**Problem details:**
Copy each line exactly. Drop every picture.

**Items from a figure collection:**
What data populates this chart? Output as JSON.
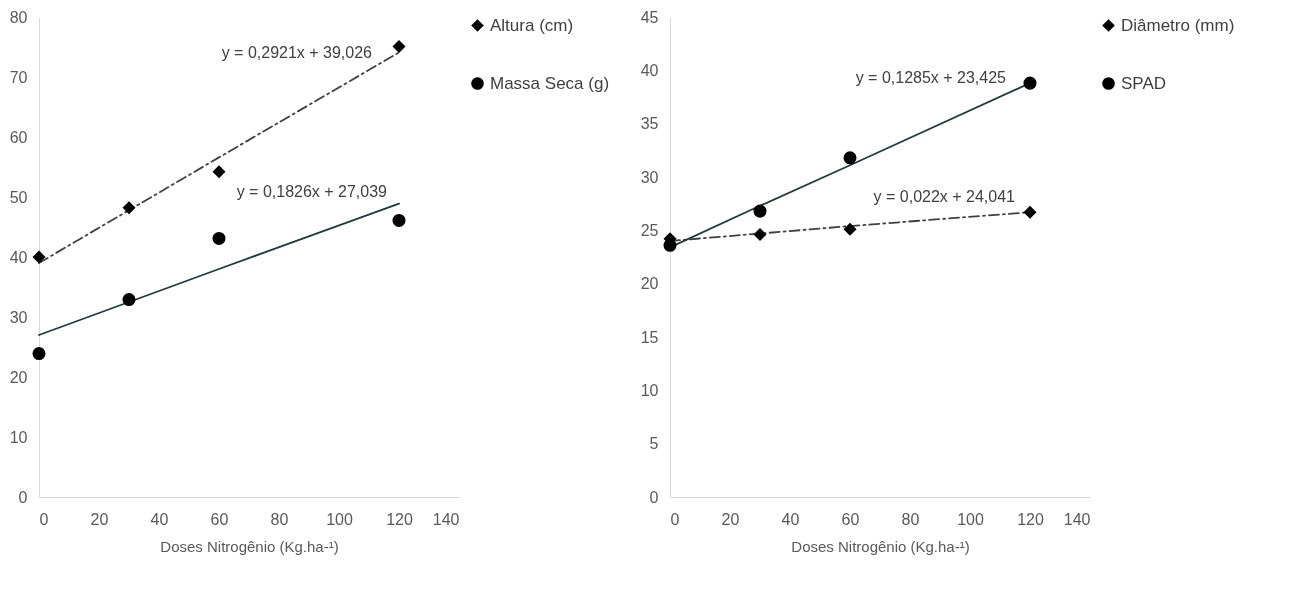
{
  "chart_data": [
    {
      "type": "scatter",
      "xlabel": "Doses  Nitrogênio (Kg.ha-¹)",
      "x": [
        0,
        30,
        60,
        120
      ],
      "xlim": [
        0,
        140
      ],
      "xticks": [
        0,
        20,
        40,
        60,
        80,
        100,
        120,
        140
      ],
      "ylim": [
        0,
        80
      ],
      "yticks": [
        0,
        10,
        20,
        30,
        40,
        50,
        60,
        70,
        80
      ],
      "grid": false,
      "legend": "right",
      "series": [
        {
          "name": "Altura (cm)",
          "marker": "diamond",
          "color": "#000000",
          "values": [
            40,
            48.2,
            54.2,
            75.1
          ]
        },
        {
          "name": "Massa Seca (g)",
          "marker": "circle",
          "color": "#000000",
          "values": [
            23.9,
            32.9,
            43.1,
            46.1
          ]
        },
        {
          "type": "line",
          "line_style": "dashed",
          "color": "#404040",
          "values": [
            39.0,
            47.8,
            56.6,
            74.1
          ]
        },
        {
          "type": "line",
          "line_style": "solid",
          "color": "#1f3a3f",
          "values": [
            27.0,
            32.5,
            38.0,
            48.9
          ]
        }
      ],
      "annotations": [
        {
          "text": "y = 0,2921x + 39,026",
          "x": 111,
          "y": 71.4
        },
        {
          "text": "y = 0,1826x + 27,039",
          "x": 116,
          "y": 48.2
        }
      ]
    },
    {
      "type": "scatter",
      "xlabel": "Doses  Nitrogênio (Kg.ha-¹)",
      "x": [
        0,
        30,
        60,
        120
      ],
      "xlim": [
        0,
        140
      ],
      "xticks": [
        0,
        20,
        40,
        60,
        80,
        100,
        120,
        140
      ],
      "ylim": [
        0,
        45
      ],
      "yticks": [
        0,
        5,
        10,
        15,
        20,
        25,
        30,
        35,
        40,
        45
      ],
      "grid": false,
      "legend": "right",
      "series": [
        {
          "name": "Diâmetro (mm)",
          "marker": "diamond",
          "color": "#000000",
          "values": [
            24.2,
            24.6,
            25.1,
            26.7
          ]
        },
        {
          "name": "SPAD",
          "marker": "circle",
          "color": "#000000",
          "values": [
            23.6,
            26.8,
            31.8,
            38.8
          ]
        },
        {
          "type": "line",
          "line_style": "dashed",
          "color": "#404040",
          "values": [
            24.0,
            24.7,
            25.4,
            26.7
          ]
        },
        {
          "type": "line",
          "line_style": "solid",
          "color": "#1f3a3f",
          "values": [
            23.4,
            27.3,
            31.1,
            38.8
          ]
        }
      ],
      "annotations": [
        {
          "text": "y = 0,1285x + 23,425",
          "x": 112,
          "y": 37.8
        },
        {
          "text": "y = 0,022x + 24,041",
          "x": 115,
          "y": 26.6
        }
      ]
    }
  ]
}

**Task answer:**
What data populates this chart? Output as JSON.
{
  "chart_data": [
    {
      "type": "scatter",
      "xlabel": "Doses  Nitrogênio (Kg.ha-¹)",
      "x": [
        0,
        30,
        60,
        120
      ],
      "xlim": [
        0,
        140
      ],
      "xticks": [
        0,
        20,
        40,
        60,
        80,
        100,
        120,
        140
      ],
      "ylim": [
        0,
        80
      ],
      "yticks": [
        0,
        10,
        20,
        30,
        40,
        50,
        60,
        70,
        80
      ],
      "grid": false,
      "legend": "right",
      "series": [
        {
          "name": "Altura (cm)",
          "marker": "diamond",
          "color": "#000000",
          "values": [
            40,
            48.2,
            54.2,
            75.1
          ]
        },
        {
          "name": "Massa Seca (g)",
          "marker": "circle",
          "color": "#000000",
          "values": [
            23.9,
            32.9,
            43.1,
            46.1
          ]
        },
        {
          "type": "line",
          "line_style": "dashed",
          "color": "#404040",
          "values": [
            39.0,
            47.8,
            56.6,
            74.1
          ]
        },
        {
          "type": "line",
          "line_style": "solid",
          "color": "#1f3a3f",
          "values": [
            27.0,
            32.5,
            38.0,
            48.9
          ]
        }
      ],
      "annotations": [
        {
          "text": "y = 0,2921x + 39,026",
          "x": 111,
          "y": 71.4
        },
        {
          "text": "y = 0,1826x + 27,039",
          "x": 116,
          "y": 48.2
        }
      ]
    },
    {
      "type": "scatter",
      "xlabel": "Doses  Nitrogênio (Kg.ha-¹)",
      "x": [
        0,
        30,
        60,
        120
      ],
      "xlim": [
        0,
        140
      ],
      "xticks": [
        0,
        20,
        40,
        60,
        80,
        100,
        120,
        140
      ],
      "ylim": [
        0,
        45
      ],
      "yticks": [
        0,
        5,
        10,
        15,
        20,
        25,
        30,
        35,
        40,
        45
      ],
      "grid": false,
      "legend": "right",
      "series": [
        {
          "name": "Diâmetro (mm)",
          "marker": "diamond",
          "color": "#000000",
          "values": [
            24.2,
            24.6,
            25.1,
            26.7
          ]
        },
        {
          "name": "SPAD",
          "marker": "circle",
          "color": "#000000",
          "values": [
            23.6,
            26.8,
            31.8,
            38.8
          ]
        },
        {
          "type": "line",
          "line_style": "dashed",
          "color": "#404040",
          "values": [
            24.0,
            24.7,
            25.4,
            26.7
          ]
        },
        {
          "type": "line",
          "line_style": "solid",
          "color": "#1f3a3f",
          "values": [
            23.4,
            27.3,
            31.1,
            38.8
          ]
        }
      ],
      "annotations": [
        {
          "text": "y = 0,1285x + 23,425",
          "x": 112,
          "y": 37.8
        },
        {
          "text": "y = 0,022x + 24,041",
          "x": 115,
          "y": 26.6
        }
      ]
    }
  ]
}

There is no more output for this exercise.